THE PROBLEM:
Output every line below exactly.

RECORDS FOR THE EXERCISE:
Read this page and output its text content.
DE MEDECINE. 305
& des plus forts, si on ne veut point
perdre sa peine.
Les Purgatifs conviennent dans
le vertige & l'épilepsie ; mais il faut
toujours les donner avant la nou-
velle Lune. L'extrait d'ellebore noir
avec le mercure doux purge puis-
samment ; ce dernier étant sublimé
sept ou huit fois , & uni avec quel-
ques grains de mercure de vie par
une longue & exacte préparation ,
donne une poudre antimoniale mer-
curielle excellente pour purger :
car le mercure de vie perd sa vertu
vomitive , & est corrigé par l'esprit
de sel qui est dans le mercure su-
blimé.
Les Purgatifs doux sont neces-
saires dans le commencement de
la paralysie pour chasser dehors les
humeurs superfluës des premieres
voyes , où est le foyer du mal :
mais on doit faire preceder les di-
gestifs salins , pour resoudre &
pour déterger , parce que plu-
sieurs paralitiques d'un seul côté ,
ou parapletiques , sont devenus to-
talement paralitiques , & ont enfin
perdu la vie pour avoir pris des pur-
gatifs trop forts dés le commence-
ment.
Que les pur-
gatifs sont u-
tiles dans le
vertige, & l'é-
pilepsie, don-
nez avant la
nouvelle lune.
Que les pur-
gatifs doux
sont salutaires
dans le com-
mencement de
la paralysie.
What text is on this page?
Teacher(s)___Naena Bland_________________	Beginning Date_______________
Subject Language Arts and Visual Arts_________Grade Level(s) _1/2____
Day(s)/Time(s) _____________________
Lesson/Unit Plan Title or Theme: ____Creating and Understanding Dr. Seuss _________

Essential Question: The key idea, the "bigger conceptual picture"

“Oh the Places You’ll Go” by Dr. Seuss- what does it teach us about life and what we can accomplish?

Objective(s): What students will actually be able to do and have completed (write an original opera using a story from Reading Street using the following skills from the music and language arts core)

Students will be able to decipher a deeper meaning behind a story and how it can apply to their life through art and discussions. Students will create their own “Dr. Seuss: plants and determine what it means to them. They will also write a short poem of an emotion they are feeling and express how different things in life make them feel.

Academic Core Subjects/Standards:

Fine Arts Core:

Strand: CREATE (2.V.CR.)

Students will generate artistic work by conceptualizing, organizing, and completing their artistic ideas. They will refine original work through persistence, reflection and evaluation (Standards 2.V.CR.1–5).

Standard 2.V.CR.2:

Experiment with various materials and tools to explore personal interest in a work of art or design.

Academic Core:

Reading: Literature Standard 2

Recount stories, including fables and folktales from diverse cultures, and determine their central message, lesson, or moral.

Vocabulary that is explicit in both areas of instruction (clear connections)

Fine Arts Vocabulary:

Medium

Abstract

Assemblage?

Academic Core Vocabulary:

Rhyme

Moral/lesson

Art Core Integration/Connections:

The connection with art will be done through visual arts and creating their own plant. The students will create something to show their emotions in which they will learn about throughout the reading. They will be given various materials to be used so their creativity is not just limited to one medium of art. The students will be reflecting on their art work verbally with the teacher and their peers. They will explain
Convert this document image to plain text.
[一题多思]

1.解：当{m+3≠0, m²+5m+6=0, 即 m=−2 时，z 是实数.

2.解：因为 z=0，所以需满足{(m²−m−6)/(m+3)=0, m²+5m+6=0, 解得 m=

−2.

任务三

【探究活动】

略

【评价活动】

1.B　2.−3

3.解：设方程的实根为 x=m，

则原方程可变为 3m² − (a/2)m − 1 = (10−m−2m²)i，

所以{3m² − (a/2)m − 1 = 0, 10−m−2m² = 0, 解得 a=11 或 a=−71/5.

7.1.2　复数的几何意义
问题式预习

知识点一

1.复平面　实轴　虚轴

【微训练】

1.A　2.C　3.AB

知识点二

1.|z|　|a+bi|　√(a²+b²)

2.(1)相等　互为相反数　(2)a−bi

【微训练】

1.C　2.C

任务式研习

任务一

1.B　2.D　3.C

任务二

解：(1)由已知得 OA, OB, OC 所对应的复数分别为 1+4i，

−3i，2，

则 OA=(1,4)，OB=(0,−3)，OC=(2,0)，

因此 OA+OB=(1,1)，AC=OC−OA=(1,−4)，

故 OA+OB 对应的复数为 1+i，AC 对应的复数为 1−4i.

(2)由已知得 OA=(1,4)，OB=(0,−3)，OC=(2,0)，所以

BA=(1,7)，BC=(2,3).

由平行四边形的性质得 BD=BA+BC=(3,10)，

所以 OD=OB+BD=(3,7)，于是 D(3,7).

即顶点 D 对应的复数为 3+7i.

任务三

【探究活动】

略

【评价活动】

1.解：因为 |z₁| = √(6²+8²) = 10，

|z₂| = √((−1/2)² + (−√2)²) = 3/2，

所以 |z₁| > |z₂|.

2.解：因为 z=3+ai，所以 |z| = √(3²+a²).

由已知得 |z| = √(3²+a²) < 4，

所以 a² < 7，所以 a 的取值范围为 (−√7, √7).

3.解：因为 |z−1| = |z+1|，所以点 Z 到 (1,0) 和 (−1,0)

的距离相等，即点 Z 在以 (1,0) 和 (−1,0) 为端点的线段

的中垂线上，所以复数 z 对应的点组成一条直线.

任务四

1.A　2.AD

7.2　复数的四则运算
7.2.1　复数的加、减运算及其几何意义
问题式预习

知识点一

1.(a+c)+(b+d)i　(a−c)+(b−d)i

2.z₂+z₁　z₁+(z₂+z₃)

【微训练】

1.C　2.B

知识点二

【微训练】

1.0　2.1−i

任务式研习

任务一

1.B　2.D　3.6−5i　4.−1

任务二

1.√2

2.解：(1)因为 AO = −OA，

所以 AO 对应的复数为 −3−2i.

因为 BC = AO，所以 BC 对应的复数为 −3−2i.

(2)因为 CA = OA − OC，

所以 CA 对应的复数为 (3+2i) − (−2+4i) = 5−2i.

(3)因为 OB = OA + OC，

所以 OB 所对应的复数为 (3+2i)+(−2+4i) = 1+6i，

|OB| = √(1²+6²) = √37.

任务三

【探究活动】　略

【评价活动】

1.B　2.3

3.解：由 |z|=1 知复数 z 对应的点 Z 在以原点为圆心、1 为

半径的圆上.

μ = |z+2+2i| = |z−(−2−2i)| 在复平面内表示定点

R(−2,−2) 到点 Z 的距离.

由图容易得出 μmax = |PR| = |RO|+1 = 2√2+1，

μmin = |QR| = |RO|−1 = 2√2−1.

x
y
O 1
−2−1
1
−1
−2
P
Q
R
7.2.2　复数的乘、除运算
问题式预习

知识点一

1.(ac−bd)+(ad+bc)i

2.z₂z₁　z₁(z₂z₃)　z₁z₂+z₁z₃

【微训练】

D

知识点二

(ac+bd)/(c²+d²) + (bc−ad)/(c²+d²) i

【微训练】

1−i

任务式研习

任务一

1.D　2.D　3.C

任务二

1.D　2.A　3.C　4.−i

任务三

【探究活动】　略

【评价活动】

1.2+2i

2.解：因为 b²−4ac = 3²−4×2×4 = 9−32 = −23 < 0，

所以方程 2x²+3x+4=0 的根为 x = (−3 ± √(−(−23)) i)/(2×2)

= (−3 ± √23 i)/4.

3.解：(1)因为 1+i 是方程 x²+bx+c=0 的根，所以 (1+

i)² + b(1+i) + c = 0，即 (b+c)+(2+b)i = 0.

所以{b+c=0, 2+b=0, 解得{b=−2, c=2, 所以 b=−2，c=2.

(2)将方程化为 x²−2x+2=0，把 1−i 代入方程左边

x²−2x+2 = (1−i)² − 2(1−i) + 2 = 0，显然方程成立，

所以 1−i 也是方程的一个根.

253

REPLY TO THE TASK:
Read this page and output its text content.
DE MEDECINE. 305
& des plus forts, si on ne veut point
perdre sa peine.
Les Purgatifs conviennent dans
le vertige & l'épilepsie ; mais il faut
toujours les donner avant la nou-
velle Lune. L'extrait d'ellebore noir
avec le mercure doux purge puis-
samment ; ce dernier étant sublimé
sept ou huit fois , & uni avec quel-
ques grains de mercure de vie par
une longue & exacte préparation ,
donne une poudre antimoniale mer-
curielle excellente pour purger :
car le mercure de vie perd sa vertu
vomitive , & est corrigé par l'esprit
de sel qui est dans le mercure su-
blimé.
Les Purgatifs doux sont neces-
saires dans le commencement de
la paralysie pour chasser dehors les
humeurs superfluës des premieres
voyes , où est le foyer du mal :
mais on doit faire preceder les di-
gestifs salins , pour resoudre &
pour déterger , parce que plu-
sieurs paralitiques d'un seul côté ,
ou parapletiques , sont devenus to-
talement paralitiques , & ont enfin
perdu la vie pour avoir pris des pur-
gatifs trop forts dés le commence-
ment.
Que les pur-
gatifs sont u-
tiles dans le
vertige, & l'é-
pilepsie, don-
nez avant la
nouvelle lune.
Que les pur-
gatifs doux
sont salutaires
dans le com-
mencement de
la paralysie.
What text is on this page?
Teacher(s)___Naena Bland_________________	Beginning Date_______________
Subject Language Arts and Visual Arts_________Grade Level(s) _1/2____
Day(s)/Time(s) _____________________
Lesson/Unit Plan Title or Theme: ____Creating and Understanding Dr. Seuss _________

Essential Question: The key idea, the "bigger conceptual picture"

“Oh the Places You’ll Go” by Dr. Seuss- what does it teach us about life and what we can accomplish?

Objective(s): What students will actually be able to do and have completed (write an original opera using a story from Reading Street using the following skills from the music and language arts core)

Students will be able to decipher a deeper meaning behind a story and how it can apply to their life through art and discussions. Students will create their own “Dr. Seuss: plants and determine what it means to them. They will also write a short poem of an emotion they are feeling and express how different things in life make them feel.

Academic Core Subjects/Standards:

Fine Arts Core:

Strand: CREATE (2.V.CR.)

Students will generate artistic work by conceptualizing, organizing, and completing their artistic ideas. They will refine original work through persistence, reflection and evaluation (Standards 2.V.CR.1–5).

Standard 2.V.CR.2:

Experiment with various materials and tools to explore personal interest in a work of art or design.

Academic Core:

Reading: Literature Standard 2

Recount stories, including fables and folktales from diverse cultures, and determine their central message, lesson, or moral.

Vocabulary that is explicit in both areas of instruction (clear connections)

Fine Arts Vocabulary:

Medium

Abstract

Assemblage?

Academic Core Vocabulary:

Rhyme

Moral/lesson

Art Core Integration/Connections:

The connection with art will be done through visual arts and creating their own plant. The students will create something to show their emotions in which they will learn about throughout the reading. They will be given various materials to be used so their creativity is not just limited to one medium of art. The students will be reflecting on their art work verbally with the teacher and their peers. They will explain
Convert this document image to plain text.
[一题多思]

1.解：当{m+3≠0, m²+5m+6=0, 即 m=−2 时，z 是实数.

2.解：因为 z=0，所以需满足{(m²−m−6)/(m+3)=0, m²+5m+6=0, 解得 m=

−2.

任务三

【探究活动】

略

【评价活动】

1.B　2.−3

3.解：设方程的实根为 x=m，

则原方程可变为 3m² − (a/2)m − 1 = (10−m−2m²)i，

所以{3m² − (a/2)m − 1 = 0, 10−m−2m² = 0, 解得 a=11 或 a=−71/5.

7.1.2　复数的几何意义
问题式预习

知识点一

1.复平面　实轴　虚轴

【微训练】

1.A　2.C　3.AB

知识点二

1.|z|　|a+bi|　√(a²+b²)

2.(1)相等　互为相反数　(2)a−bi

【微训练】

1.C　2.C

任务式研习

任务一

1.B　2.D　3.C

任务二

解：(1)由已知得 OA, OB, OC 所对应的复数分别为 1+4i，

−3i，2，

则 OA=(1,4)，OB=(0,−3)，OC=(2,0)，

因此 OA+OB=(1,1)，AC=OC−OA=(1,−4)，

故 OA+OB 对应的复数为 1+i，AC 对应的复数为 1−4i.

(2)由已知得 OA=(1,4)，OB=(0,−3)，OC=(2,0)，所以

BA=(1,7)，BC=(2,3).

由平行四边形的性质得 BD=BA+BC=(3,10)，

所以 OD=OB+BD=(3,7)，于是 D(3,7).

即顶点 D 对应的复数为 3+7i.

任务三

【探究活动】

略

【评价活动】

1.解：因为 |z₁| = √(6²+8²) = 10，

|z₂| = √((−1/2)² + (−√2)²) = 3/2，

所以 |z₁| > |z₂|.

2.解：因为 z=3+ai，所以 |z| = √(3²+a²).

由已知得 |z| = √(3²+a²) < 4，

所以 a² < 7，所以 a 的取值范围为 (−√7, √7).

3.解：因为 |z−1| = |z+1|，所以点 Z 到 (1,0) 和 (−1,0)

的距离相等，即点 Z 在以 (1,0) 和 (−1,0) 为端点的线段

的中垂线上，所以复数 z 对应的点组成一条直线.

任务四

1.A　2.AD

7.2　复数的四则运算
7.2.1　复数的加、减运算及其几何意义
问题式预习

知识点一

1.(a+c)+(b+d)i　(a−c)+(b−d)i

2.z₂+z₁　z₁+(z₂+z₃)

【微训练】

1.C　2.B

知识点二

【微训练】

1.0　2.1−i

任务式研习

任务一

1.B　2.D　3.6−5i　4.−1

任务二

1.√2

2.解：(1)因为 AO = −OA，

所以 AO 对应的复数为 −3−2i.

因为 BC = AO，所以 BC 对应的复数为 −3−2i.

(2)因为 CA = OA − OC，

所以 CA 对应的复数为 (3+2i) − (−2+4i) = 5−2i.

(3)因为 OB = OA + OC，

所以 OB 所对应的复数为 (3+2i)+(−2+4i) = 1+6i，

|OB| = √(1²+6²) = √37.

任务三

【探究活动】　略

【评价活动】

1.B　2.3

3.解：由 |z|=1 知复数 z 对应的点 Z 在以原点为圆心、1 为

半径的圆上.

μ = |z+2+2i| = |z−(−2−2i)| 在复平面内表示定点

R(−2,−2) 到点 Z 的距离.

由图容易得出 μmax = |PR| = |RO|+1 = 2√2+1，

μmin = |QR| = |RO|−1 = 2√2−1.

x
y
O 1
−2−1
1
−1
−2
P
Q
R
7.2.2　复数的乘、除运算
问题式预习

知识点一

1.(ac−bd)+(ad+bc)i

2.z₂z₁　z₁(z₂z₃)　z₁z₂+z₁z₃

【微训练】

D

知识点二

(ac+bd)/(c²+d²) + (bc−ad)/(c²+d²) i

【微训练】

1−i

任务式研习

任务一

1.D　2.D　3.C

任务二

1.D　2.A　3.C　4.−i

任务三

【探究活动】　略

【评价活动】

1.2+2i

2.解：因为 b²−4ac = 3²−4×2×4 = 9−32 = −23 < 0，

所以方程 2x²+3x+4=0 的根为 x = (−3 ± √(−(−23)) i)/(2×2)

= (−3 ± √23 i)/4.

3.解：(1)因为 1+i 是方程 x²+bx+c=0 的根，所以 (1+

i)² + b(1+i) + c = 0，即 (b+c)+(2+b)i = 0.

所以{b+c=0, 2+b=0, 解得{b=−2, c=2, 所以 b=−2，c=2.

(2)将方程化为 x²−2x+2=0，把 1−i 代入方程左边

x²−2x+2 = (1−i)² − 2(1−i) + 2 = 0，显然方程成立，

所以 1−i 也是方程的一个根.

253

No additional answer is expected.